(Structured figure records)
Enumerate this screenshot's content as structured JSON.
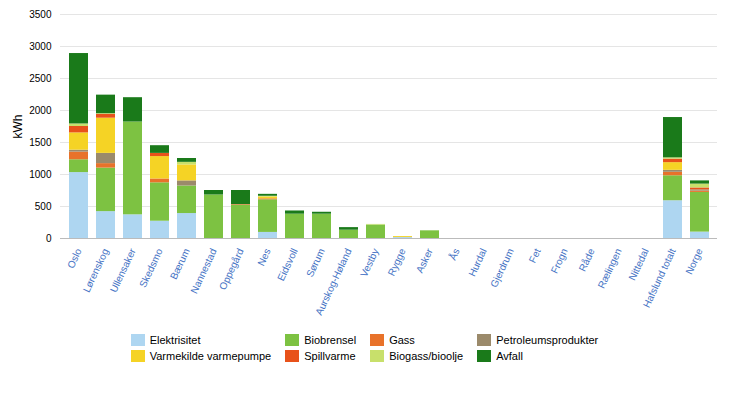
{
  "chart_data": {
    "type": "bar",
    "stacked": true,
    "categories": [
      "Oslo",
      "Lørenskog",
      "Ullensaker",
      "Skedsmo",
      "Bærum",
      "Nannestad",
      "Oppegård",
      "Nes",
      "Eidsvoll",
      "Sørum",
      "Aurskog-Høland",
      "Vestby",
      "Rygge",
      "Asker",
      "Ås",
      "Hurdal",
      "Gjerdrum",
      "Fet",
      "Frogn",
      "Råde",
      "Rælingen",
      "Nittedal",
      "Hafslund totalt",
      "Norge"
    ],
    "series": [
      {
        "name": "Elektrisitet",
        "color": "#aed6f1",
        "values": [
          1030,
          420,
          370,
          270,
          390,
          0,
          0,
          95,
          0,
          0,
          0,
          0,
          15,
          0,
          0,
          0,
          0,
          0,
          0,
          0,
          0,
          0,
          590,
          100
        ]
      },
      {
        "name": "Biobrensel",
        "color": "#7dc242",
        "values": [
          200,
          680,
          1450,
          600,
          430,
          680,
          520,
          510,
          380,
          380,
          130,
          210,
          0,
          120,
          0,
          0,
          0,
          0,
          0,
          0,
          0,
          0,
          390,
          620
        ]
      },
      {
        "name": "Gass",
        "color": "#e8722a",
        "values": [
          120,
          70,
          0,
          60,
          0,
          0,
          10,
          15,
          0,
          0,
          0,
          0,
          0,
          0,
          0,
          0,
          0,
          0,
          0,
          0,
          0,
          0,
          55,
          20
        ]
      },
      {
        "name": "Petroleumsprodukter",
        "color": "#9b8a6b",
        "values": [
          30,
          160,
          0,
          0,
          80,
          0,
          0,
          0,
          0,
          0,
          0,
          0,
          0,
          0,
          0,
          0,
          0,
          0,
          0,
          0,
          0,
          0,
          30,
          20
        ]
      },
      {
        "name": "Varmekilde varmepumpe",
        "color": "#f5d325",
        "values": [
          270,
          550,
          0,
          350,
          250,
          0,
          0,
          30,
          0,
          0,
          0,
          0,
          15,
          0,
          0,
          0,
          0,
          0,
          0,
          0,
          0,
          0,
          120,
          0
        ]
      },
      {
        "name": "Spillvarme",
        "color": "#e8521a",
        "values": [
          100,
          60,
          0,
          50,
          0,
          0,
          0,
          0,
          0,
          0,
          0,
          0,
          0,
          0,
          0,
          0,
          0,
          0,
          0,
          0,
          0,
          0,
          55,
          30
        ]
      },
      {
        "name": "Biogass/bioolje",
        "color": "#c8e06b",
        "values": [
          40,
          10,
          0,
          0,
          40,
          0,
          0,
          10,
          0,
          0,
          0,
          10,
          0,
          0,
          0,
          0,
          0,
          0,
          0,
          0,
          0,
          0,
          20,
          60
        ]
      },
      {
        "name": "Avfall",
        "color": "#1a7a1a",
        "values": [
          1100,
          290,
          380,
          120,
          60,
          70,
          220,
          30,
          50,
          30,
          40,
          0,
          0,
          0,
          0,
          0,
          0,
          0,
          0,
          0,
          0,
          0,
          630,
          50
        ]
      }
    ],
    "ylabel": "kWh",
    "ylim": [
      0,
      3500
    ],
    "yticks": [
      0,
      500,
      1000,
      1500,
      2000,
      2500,
      3000,
      3500
    ],
    "grid": true,
    "legend": "bottom"
  }
}
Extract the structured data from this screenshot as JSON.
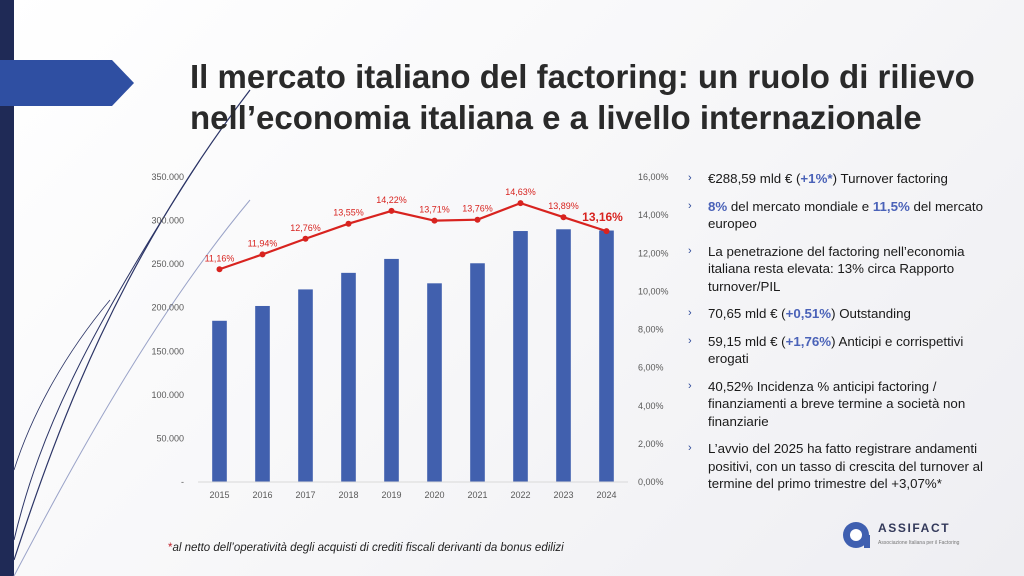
{
  "slide": {
    "title_line1": "Il mercato italiano del factoring: un ruolo di rilievo",
    "title_line2": "nell’economia italiana e a livello internazionale"
  },
  "colors": {
    "bar": "#4160ae",
    "line": "#d8231f",
    "title": "#2a2a2a",
    "accent": "#4a62b8",
    "band": "#1f2a56"
  },
  "chart_data": {
    "type": "bar",
    "categories": [
      "2015",
      "2016",
      "2017",
      "2018",
      "2019",
      "2020",
      "2021",
      "2022",
      "2023",
      "2024"
    ],
    "series": [
      {
        "axis": "left",
        "type": "bar",
        "values": [
          185000,
          202000,
          221000,
          240000,
          256000,
          228000,
          251000,
          288000,
          290000,
          288590
        ]
      },
      {
        "axis": "right",
        "type": "line",
        "values": [
          11.16,
          11.94,
          12.76,
          13.55,
          14.22,
          13.71,
          13.76,
          14.63,
          13.89,
          13.16
        ],
        "labels": [
          "11,16%",
          "11,94%",
          "12,76%",
          "13,55%",
          "14,22%",
          "13,71%",
          "13,76%",
          "14,63%",
          "13,89%",
          "13,16%"
        ]
      }
    ],
    "ylim": [
      0,
      350000
    ],
    "y2lim": [
      0,
      16
    ],
    "yticks": [
      "-",
      "50.000",
      "100.000",
      "150.000",
      "200.000",
      "250.000",
      "300.000",
      "350.000"
    ],
    "y2ticks": [
      "0,00%",
      "2,00%",
      "4,00%",
      "6,00%",
      "8,00%",
      "10,00%",
      "12,00%",
      "14,00%",
      "16,00%"
    ],
    "grid": false
  },
  "bullets": [
    {
      "parts": [
        {
          "t": "€288,59 mld € ("
        },
        {
          "t": "+1%*",
          "hl": true
        },
        {
          "t": ") Turnover factoring"
        }
      ]
    },
    {
      "parts": [
        {
          "t": "8%",
          "hl": true
        },
        {
          "t": " del mercato mondiale e "
        },
        {
          "t": "11,5%",
          "hl": true
        },
        {
          "t": " del mercato europeo"
        }
      ]
    },
    {
      "parts": [
        {
          "t": "La penetrazione del factoring nell’economia italiana resta elevata: 13% circa Rapporto turnover/PIL"
        }
      ]
    },
    {
      "parts": [
        {
          "t": "70,65 mld € ("
        },
        {
          "t": "+0,51%",
          "hl": true
        },
        {
          "t": ") Outstanding"
        }
      ]
    },
    {
      "parts": [
        {
          "t": "59,15 mld € ("
        },
        {
          "t": "+1,76%",
          "hl": true
        },
        {
          "t": ") Anticipi e corrispettivi erogati"
        }
      ]
    },
    {
      "parts": [
        {
          "t": "40,52% Incidenza % anticipi factoring / finanziamenti a breve termine a società non finanziarie"
        }
      ]
    },
    {
      "parts": [
        {
          "t": "L’avvio del 2025 ha fatto registrare andamenti positivi, con un tasso di crescita del turnover al termine del primo trimestre del +3,07%*"
        }
      ]
    }
  ],
  "bullet_marker": "›",
  "footnote": {
    "star": "*",
    "text": "al netto dell’operatività degli acquisti di crediti fiscali derivanti da bonus edilizi"
  },
  "logo": {
    "name": "ASSIFACT",
    "subtitle": "Associazione Italiana per il Factoring"
  }
}
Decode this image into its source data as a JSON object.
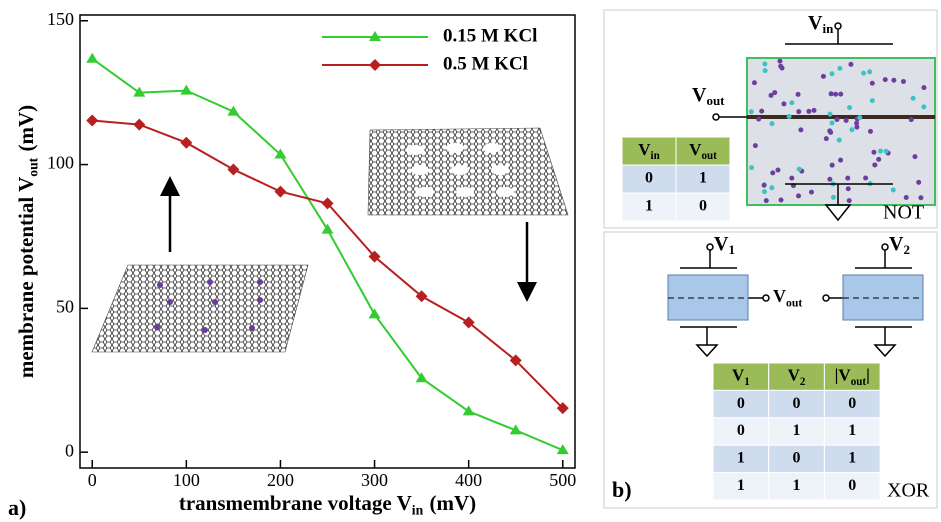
{
  "chart_data": {
    "type": "line",
    "xlabel": {
      "main": "transmembrane voltage V",
      "sub": "in",
      "tail": "(mV)"
    },
    "ylabel": {
      "main": "membrane potential V",
      "sub": "out",
      "tail": "(mV)"
    },
    "x": [
      0,
      50,
      100,
      150,
      200,
      250,
      300,
      350,
      400,
      450,
      500
    ],
    "series": [
      {
        "name": "0.15 M KCl",
        "color": "#33cc33",
        "marker": "triangle",
        "values": [
          136.8,
          125,
          125.7,
          118.4,
          103.5,
          77.4,
          47.9,
          25.7,
          14.2,
          7.6,
          0.7
        ]
      },
      {
        "name": "0.5 M KCl",
        "color": "#b82020",
        "marker": "diamond",
        "values": [
          115.3,
          113.9,
          107.6,
          98.3,
          90.6,
          86.5,
          68,
          54.2,
          45.1,
          31.9,
          15.3
        ]
      }
    ],
    "xlim": [
      -13,
      513
    ],
    "ylim": [
      -5.5,
      152
    ],
    "xticks": [
      0,
      100,
      200,
      300,
      400,
      500
    ],
    "yticks": [
      0,
      50,
      100,
      150
    ]
  },
  "panel_labels": [
    "a)",
    "b)"
  ],
  "not_gate": {
    "input": {
      "main": "V",
      "sub": "in"
    },
    "output": {
      "main": "V",
      "sub": "out"
    },
    "name": "NOT",
    "table": {
      "header": [
        {
          "main": "V",
          "sub": "in"
        },
        {
          "main": "V",
          "sub": "out"
        }
      ],
      "rows": [
        [
          "0",
          "1"
        ],
        [
          "1",
          "0"
        ]
      ]
    }
  },
  "xor_gate": {
    "input1": {
      "main": "V",
      "sub": "1"
    },
    "input2": {
      "main": "V",
      "sub": "2"
    },
    "output": {
      "main": "V",
      "sub": "out"
    },
    "name": "XOR",
    "table": {
      "header": [
        {
          "main": "V",
          "sub": "1"
        },
        {
          "main": "V",
          "sub": "2"
        },
        {
          "main": "|V",
          "sub": "out",
          "tail": "|"
        }
      ],
      "rows": [
        [
          "0",
          "0",
          "0"
        ],
        [
          "0",
          "1",
          "1"
        ],
        [
          "1",
          "0",
          "1"
        ],
        [
          "1",
          "1",
          "0"
        ]
      ]
    }
  }
}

- _OBJECTIVE_:
Tally up how many lines in the preceding listing contain the word "JSON". Give nothing but the number.

- _OUTPUT FOR THIS EXERCISE_:
3